DIRECTIVE: Determine the number of lines containing the word "学习心得". Reply with it and nothing else.

GIVEN DATA:
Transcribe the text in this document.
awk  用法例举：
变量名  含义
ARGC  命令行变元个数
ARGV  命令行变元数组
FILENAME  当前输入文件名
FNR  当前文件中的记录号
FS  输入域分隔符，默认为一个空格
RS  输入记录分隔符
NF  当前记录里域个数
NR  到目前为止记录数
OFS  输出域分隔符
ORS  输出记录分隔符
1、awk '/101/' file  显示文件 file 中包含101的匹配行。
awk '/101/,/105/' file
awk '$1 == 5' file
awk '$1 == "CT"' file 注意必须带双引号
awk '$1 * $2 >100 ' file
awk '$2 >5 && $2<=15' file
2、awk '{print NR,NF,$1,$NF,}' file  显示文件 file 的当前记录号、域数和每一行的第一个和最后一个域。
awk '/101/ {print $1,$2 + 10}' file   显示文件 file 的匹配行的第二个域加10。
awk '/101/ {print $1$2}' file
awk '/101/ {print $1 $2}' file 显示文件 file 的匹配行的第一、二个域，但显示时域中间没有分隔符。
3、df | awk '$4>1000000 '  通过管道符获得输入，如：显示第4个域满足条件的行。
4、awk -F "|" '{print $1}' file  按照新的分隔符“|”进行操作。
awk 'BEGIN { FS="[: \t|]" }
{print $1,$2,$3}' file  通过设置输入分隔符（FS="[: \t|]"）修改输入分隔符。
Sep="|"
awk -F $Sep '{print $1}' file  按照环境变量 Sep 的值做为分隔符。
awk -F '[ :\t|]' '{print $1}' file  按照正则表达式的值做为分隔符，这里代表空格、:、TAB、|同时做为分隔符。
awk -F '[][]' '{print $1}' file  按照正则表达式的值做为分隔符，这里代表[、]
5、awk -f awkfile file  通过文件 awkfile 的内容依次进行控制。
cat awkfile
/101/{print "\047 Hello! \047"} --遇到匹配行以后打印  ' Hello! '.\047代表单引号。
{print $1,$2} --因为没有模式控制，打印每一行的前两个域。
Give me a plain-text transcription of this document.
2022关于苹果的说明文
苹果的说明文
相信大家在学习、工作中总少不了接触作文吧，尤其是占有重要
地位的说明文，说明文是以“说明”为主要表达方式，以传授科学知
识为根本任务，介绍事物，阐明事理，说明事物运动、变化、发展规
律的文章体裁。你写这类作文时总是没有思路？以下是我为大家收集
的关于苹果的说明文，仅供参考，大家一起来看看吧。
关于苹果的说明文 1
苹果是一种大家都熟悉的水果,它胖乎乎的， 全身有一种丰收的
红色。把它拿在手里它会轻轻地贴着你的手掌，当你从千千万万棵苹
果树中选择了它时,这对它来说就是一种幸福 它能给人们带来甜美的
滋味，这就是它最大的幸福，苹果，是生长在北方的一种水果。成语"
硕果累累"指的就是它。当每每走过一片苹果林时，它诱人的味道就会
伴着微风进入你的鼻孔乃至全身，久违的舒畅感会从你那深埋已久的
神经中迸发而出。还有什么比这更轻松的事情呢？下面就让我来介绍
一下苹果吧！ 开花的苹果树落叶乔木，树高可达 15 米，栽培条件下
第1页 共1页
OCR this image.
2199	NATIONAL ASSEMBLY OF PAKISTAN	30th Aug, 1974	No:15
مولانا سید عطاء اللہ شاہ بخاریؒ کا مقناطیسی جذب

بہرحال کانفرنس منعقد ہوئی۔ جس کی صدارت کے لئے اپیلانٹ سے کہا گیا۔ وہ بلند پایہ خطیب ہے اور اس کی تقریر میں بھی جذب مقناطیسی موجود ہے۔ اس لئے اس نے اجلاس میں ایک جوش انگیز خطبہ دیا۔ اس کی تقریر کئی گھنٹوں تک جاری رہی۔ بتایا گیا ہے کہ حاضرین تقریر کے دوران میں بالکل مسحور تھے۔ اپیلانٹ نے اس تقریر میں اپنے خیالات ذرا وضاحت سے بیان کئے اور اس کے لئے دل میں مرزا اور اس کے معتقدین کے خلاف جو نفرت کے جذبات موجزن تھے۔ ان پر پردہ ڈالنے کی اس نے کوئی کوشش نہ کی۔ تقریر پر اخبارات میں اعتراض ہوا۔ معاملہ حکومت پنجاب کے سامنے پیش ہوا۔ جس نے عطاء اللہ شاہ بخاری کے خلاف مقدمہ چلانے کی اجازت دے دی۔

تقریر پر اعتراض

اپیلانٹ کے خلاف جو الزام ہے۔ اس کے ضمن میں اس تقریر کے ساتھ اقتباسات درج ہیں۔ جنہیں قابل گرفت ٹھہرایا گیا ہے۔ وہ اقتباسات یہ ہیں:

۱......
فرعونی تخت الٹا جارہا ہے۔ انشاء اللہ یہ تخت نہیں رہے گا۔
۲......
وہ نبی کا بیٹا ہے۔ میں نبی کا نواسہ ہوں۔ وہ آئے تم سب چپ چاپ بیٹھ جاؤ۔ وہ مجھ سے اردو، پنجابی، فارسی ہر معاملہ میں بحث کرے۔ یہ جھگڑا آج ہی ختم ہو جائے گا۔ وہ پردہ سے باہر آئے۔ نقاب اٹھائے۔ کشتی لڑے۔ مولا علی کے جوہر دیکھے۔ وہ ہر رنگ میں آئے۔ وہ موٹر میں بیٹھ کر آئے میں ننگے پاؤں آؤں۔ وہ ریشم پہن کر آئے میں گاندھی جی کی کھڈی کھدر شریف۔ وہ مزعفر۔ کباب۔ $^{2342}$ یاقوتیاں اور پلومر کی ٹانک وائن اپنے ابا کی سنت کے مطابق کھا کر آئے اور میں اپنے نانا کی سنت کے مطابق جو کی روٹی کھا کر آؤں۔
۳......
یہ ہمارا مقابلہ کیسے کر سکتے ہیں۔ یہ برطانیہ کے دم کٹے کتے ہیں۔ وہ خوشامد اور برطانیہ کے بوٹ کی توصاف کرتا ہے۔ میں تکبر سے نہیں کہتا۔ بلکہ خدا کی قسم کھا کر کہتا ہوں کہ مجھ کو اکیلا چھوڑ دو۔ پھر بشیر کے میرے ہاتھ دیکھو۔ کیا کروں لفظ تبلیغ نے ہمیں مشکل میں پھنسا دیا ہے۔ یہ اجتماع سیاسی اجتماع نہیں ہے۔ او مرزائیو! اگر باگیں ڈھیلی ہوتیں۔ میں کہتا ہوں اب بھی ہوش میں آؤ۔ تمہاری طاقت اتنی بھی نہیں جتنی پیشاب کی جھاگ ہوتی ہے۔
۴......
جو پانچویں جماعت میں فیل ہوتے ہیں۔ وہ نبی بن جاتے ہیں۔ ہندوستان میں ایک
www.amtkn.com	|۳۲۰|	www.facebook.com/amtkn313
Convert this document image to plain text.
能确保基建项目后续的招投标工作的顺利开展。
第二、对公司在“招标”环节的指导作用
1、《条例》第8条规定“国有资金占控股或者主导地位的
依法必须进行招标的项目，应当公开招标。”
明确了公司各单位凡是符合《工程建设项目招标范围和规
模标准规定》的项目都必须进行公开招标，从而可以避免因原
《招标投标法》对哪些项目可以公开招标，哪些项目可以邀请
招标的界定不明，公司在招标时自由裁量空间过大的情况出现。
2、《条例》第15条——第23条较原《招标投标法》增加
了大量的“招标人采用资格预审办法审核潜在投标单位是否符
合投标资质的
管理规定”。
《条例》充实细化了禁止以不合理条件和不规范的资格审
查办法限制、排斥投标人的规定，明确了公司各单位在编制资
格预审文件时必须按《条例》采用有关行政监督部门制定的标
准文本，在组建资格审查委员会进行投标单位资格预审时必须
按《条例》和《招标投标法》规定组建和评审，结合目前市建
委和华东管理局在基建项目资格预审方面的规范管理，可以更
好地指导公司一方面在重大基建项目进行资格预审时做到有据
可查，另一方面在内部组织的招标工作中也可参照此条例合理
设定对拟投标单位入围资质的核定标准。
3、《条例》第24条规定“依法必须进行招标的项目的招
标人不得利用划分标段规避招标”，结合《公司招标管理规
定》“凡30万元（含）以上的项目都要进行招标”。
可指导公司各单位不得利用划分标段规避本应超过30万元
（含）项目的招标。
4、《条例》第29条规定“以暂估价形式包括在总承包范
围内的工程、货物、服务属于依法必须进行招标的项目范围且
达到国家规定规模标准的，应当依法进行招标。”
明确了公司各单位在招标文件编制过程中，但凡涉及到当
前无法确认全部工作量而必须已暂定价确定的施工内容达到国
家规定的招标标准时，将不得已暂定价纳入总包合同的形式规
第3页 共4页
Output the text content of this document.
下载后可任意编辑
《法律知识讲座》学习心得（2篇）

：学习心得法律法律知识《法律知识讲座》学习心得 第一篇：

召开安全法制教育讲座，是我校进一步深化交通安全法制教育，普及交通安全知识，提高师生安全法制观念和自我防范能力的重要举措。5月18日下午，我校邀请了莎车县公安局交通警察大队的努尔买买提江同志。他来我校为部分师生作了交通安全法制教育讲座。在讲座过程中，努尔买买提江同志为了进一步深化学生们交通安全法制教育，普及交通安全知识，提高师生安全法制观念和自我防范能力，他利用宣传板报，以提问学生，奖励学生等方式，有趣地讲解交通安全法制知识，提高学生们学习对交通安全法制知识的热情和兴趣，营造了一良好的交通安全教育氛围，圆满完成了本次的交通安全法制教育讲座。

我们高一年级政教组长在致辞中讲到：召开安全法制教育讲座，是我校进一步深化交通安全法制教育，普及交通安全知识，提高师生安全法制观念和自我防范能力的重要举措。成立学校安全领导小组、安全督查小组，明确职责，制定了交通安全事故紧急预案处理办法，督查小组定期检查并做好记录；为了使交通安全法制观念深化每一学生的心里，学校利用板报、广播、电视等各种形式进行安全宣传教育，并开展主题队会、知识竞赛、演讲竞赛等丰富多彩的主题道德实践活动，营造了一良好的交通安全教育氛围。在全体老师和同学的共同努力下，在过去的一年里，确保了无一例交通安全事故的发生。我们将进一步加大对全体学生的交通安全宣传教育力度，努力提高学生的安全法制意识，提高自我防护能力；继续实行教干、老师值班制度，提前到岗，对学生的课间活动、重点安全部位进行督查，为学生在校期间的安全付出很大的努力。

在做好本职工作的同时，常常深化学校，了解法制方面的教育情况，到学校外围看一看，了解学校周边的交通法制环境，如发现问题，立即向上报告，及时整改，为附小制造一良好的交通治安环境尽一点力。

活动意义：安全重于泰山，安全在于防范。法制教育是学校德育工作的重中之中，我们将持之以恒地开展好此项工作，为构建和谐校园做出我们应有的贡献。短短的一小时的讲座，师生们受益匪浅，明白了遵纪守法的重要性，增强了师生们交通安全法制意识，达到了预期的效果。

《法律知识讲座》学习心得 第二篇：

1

SOLUTION: 3